(Dataset listings of figures)
○ ○ ○ ○ ○

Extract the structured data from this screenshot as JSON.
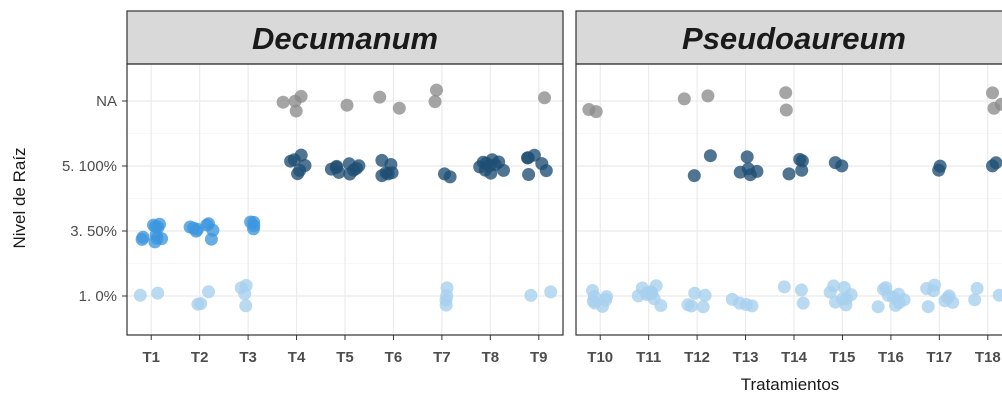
{
  "chart_data": {
    "type": "scatter",
    "xlabel": "Tratamientos",
    "ylabel": "Nivel de Raíz",
    "y_categories": [
      "1. 0%",
      "3. 50%",
      "5. 100%",
      "NA"
    ],
    "grid": true,
    "legend": "none",
    "colors": {
      "1. 0%": "#a6cfee",
      "3. 50%": "#3d97de",
      "5. 100%": "#1f4e73",
      "NA": "#8c8c8c"
    },
    "panels": [
      {
        "title": "Decumanum",
        "categories": [
          "T1",
          "T2",
          "T3",
          "T4",
          "T5",
          "T6",
          "T7",
          "T8",
          "T9"
        ],
        "points": [
          {
            "x": "T1",
            "y": "3. 50%",
            "n": 10
          },
          {
            "x": "T1",
            "y": "1. 0%",
            "n": 2
          },
          {
            "x": "T2",
            "y": "3. 50%",
            "n": 8
          },
          {
            "x": "T2",
            "y": "1. 0%",
            "n": 3
          },
          {
            "x": "T3",
            "y": "3. 50%",
            "n": 4
          },
          {
            "x": "T3",
            "y": "1. 0%",
            "n": 4
          },
          {
            "x": "T4",
            "y": "5. 100%",
            "n": 6
          },
          {
            "x": "T4",
            "y": "NA",
            "n": 4
          },
          {
            "x": "T5",
            "y": "5. 100%",
            "n": 9
          },
          {
            "x": "T5",
            "y": "NA",
            "n": 1
          },
          {
            "x": "T6",
            "y": "5. 100%",
            "n": 6
          },
          {
            "x": "T6",
            "y": "NA",
            "n": 2
          },
          {
            "x": "T7",
            "y": "5. 100%",
            "n": 2
          },
          {
            "x": "T7",
            "y": "NA",
            "n": 2
          },
          {
            "x": "T7",
            "y": "1. 0%",
            "n": 4
          },
          {
            "x": "T8",
            "y": "5. 100%",
            "n": 10
          },
          {
            "x": "T9",
            "y": "5. 100%",
            "n": 6
          },
          {
            "x": "T9",
            "y": "NA",
            "n": 1
          },
          {
            "x": "T9",
            "y": "1. 0%",
            "n": 2
          }
        ]
      },
      {
        "title": "Pseudoaureum",
        "categories": [
          "T10",
          "T11",
          "T12",
          "T13",
          "T14",
          "T15",
          "T16",
          "T17",
          "T18"
        ],
        "points": [
          {
            "x": "T10",
            "y": "NA",
            "n": 2
          },
          {
            "x": "T10",
            "y": "1. 0%",
            "n": 7
          },
          {
            "x": "T11",
            "y": "1. 0%",
            "n": 10
          },
          {
            "x": "T12",
            "y": "NA",
            "n": 2
          },
          {
            "x": "T12",
            "y": "5. 100%",
            "n": 2
          },
          {
            "x": "T12",
            "y": "1. 0%",
            "n": 5
          },
          {
            "x": "T13",
            "y": "5. 100%",
            "n": 5
          },
          {
            "x": "T13",
            "y": "1. 0%",
            "n": 4
          },
          {
            "x": "T14",
            "y": "NA",
            "n": 2
          },
          {
            "x": "T14",
            "y": "5. 100%",
            "n": 4
          },
          {
            "x": "T14",
            "y": "1. 0%",
            "n": 3
          },
          {
            "x": "T15",
            "y": "5. 100%",
            "n": 2
          },
          {
            "x": "T15",
            "y": "1. 0%",
            "n": 8
          },
          {
            "x": "T16",
            "y": "1. 0%",
            "n": 9
          },
          {
            "x": "T17",
            "y": "5. 100%",
            "n": 2
          },
          {
            "x": "T17",
            "y": "1. 0%",
            "n": 8
          },
          {
            "x": "T18",
            "y": "NA",
            "n": 3
          },
          {
            "x": "T18",
            "y": "5. 100%",
            "n": 2
          },
          {
            "x": "T18",
            "y": "1. 0%",
            "n": 3
          }
        ]
      }
    ]
  }
}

○ ○ ○ ○ ○

What is needed: Output, exactly, all the records above; include no pictures.

Result of this exercise:
Extract the structured data from this screenshot as JSON.
{
  "chart_data": {
    "type": "scatter",
    "xlabel": "Tratamientos",
    "ylabel": "Nivel de Raíz",
    "y_categories": [
      "1. 0%",
      "3. 50%",
      "5. 100%",
      "NA"
    ],
    "grid": true,
    "legend": "none",
    "colors": {
      "1. 0%": "#a6cfee",
      "3. 50%": "#3d97de",
      "5. 100%": "#1f4e73",
      "NA": "#8c8c8c"
    },
    "panels": [
      {
        "title": "Decumanum",
        "categories": [
          "T1",
          "T2",
          "T3",
          "T4",
          "T5",
          "T6",
          "T7",
          "T8",
          "T9"
        ],
        "points": [
          {
            "x": "T1",
            "y": "3. 50%",
            "n": 10
          },
          {
            "x": "T1",
            "y": "1. 0%",
            "n": 2
          },
          {
            "x": "T2",
            "y": "3. 50%",
            "n": 8
          },
          {
            "x": "T2",
            "y": "1. 0%",
            "n": 3
          },
          {
            "x": "T3",
            "y": "3. 50%",
            "n": 4
          },
          {
            "x": "T3",
            "y": "1. 0%",
            "n": 4
          },
          {
            "x": "T4",
            "y": "5. 100%",
            "n": 6
          },
          {
            "x": "T4",
            "y": "NA",
            "n": 4
          },
          {
            "x": "T5",
            "y": "5. 100%",
            "n": 9
          },
          {
            "x": "T5",
            "y": "NA",
            "n": 1
          },
          {
            "x": "T6",
            "y": "5. 100%",
            "n": 6
          },
          {
            "x": "T6",
            "y": "NA",
            "n": 2
          },
          {
            "x": "T7",
            "y": "5. 100%",
            "n": 2
          },
          {
            "x": "T7",
            "y": "NA",
            "n": 2
          },
          {
            "x": "T7",
            "y": "1. 0%",
            "n": 4
          },
          {
            "x": "T8",
            "y": "5. 100%",
            "n": 10
          },
          {
            "x": "T9",
            "y": "5. 100%",
            "n": 6
          },
          {
            "x": "T9",
            "y": "NA",
            "n": 1
          },
          {
            "x": "T9",
            "y": "1. 0%",
            "n": 2
          }
        ]
      },
      {
        "title": "Pseudoaureum",
        "categories": [
          "T10",
          "T11",
          "T12",
          "T13",
          "T14",
          "T15",
          "T16",
          "T17",
          "T18"
        ],
        "points": [
          {
            "x": "T10",
            "y": "NA",
            "n": 2
          },
          {
            "x": "T10",
            "y": "1. 0%",
            "n": 7
          },
          {
            "x": "T11",
            "y": "1. 0%",
            "n": 10
          },
          {
            "x": "T12",
            "y": "NA",
            "n": 2
          },
          {
            "x": "T12",
            "y": "5. 100%",
            "n": 2
          },
          {
            "x": "T12",
            "y": "1. 0%",
            "n": 5
          },
          {
            "x": "T13",
            "y": "5. 100%",
            "n": 5
          },
          {
            "x": "T13",
            "y": "1. 0%",
            "n": 4
          },
          {
            "x": "T14",
            "y": "NA",
            "n": 2
          },
          {
            "x": "T14",
            "y": "5. 100%",
            "n": 4
          },
          {
            "x": "T14",
            "y": "1. 0%",
            "n": 3
          },
          {
            "x": "T15",
            "y": "5. 100%",
            "n": 2
          },
          {
            "x": "T15",
            "y": "1. 0%",
            "n": 8
          },
          {
            "x": "T16",
            "y": "1. 0%",
            "n": 9
          },
          {
            "x": "T17",
            "y": "5. 100%",
            "n": 2
          },
          {
            "x": "T17",
            "y": "1. 0%",
            "n": 8
          },
          {
            "x": "T18",
            "y": "NA",
            "n": 3
          },
          {
            "x": "T18",
            "y": "5. 100%",
            "n": 2
          },
          {
            "x": "T18",
            "y": "1. 0%",
            "n": 3
          }
        ]
      }
    ]
  }
}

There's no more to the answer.